* WHAT YOU WILL DO
Identify each line in the records below that contains the word "VALVE", and copy it.

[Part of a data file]
::::::
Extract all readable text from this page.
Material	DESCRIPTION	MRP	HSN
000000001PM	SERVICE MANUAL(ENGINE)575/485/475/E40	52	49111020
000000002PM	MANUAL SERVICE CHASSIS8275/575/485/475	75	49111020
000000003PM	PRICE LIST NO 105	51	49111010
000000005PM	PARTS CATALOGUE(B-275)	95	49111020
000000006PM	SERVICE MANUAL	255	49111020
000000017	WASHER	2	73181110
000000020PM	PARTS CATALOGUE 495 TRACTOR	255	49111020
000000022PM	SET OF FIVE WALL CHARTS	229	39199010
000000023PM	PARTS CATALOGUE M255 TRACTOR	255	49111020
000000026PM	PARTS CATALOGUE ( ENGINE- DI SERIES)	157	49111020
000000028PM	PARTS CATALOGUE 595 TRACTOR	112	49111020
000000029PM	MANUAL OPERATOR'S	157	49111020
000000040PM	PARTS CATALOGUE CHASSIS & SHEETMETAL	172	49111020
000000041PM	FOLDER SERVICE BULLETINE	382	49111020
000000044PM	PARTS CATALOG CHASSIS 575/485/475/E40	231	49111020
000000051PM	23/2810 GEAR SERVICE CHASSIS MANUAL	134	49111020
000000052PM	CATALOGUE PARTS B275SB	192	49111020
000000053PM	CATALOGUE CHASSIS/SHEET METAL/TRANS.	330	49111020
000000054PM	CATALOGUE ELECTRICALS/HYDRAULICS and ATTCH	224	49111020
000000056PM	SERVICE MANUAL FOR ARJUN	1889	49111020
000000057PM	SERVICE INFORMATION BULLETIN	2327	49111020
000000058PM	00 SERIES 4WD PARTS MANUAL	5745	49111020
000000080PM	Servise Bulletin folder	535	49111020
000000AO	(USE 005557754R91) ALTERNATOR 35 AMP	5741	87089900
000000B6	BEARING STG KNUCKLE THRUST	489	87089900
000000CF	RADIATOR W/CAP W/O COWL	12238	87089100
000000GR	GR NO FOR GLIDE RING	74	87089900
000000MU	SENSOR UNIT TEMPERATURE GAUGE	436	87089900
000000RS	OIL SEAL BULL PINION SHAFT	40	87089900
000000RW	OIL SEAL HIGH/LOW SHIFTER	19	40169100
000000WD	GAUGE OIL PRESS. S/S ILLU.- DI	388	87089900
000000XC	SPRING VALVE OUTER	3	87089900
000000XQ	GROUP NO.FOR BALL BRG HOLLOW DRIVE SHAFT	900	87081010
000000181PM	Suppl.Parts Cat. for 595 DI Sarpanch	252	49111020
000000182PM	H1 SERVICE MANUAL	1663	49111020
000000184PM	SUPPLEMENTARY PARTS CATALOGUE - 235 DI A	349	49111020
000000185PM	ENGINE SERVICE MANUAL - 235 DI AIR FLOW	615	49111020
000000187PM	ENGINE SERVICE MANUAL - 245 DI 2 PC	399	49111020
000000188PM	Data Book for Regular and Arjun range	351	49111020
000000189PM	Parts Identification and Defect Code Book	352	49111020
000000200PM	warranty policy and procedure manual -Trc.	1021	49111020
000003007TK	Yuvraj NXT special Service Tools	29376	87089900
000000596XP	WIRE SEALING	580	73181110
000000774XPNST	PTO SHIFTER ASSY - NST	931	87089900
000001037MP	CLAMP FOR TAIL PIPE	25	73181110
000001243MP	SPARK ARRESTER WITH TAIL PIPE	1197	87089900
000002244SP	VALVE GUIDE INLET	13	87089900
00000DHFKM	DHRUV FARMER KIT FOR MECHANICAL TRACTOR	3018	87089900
::::::
* EXPECTED ANSWER
000000XC	SPRING VALVE OUTER	3	87089900
000002244SP	VALVE GUIDE INLET	13	87089900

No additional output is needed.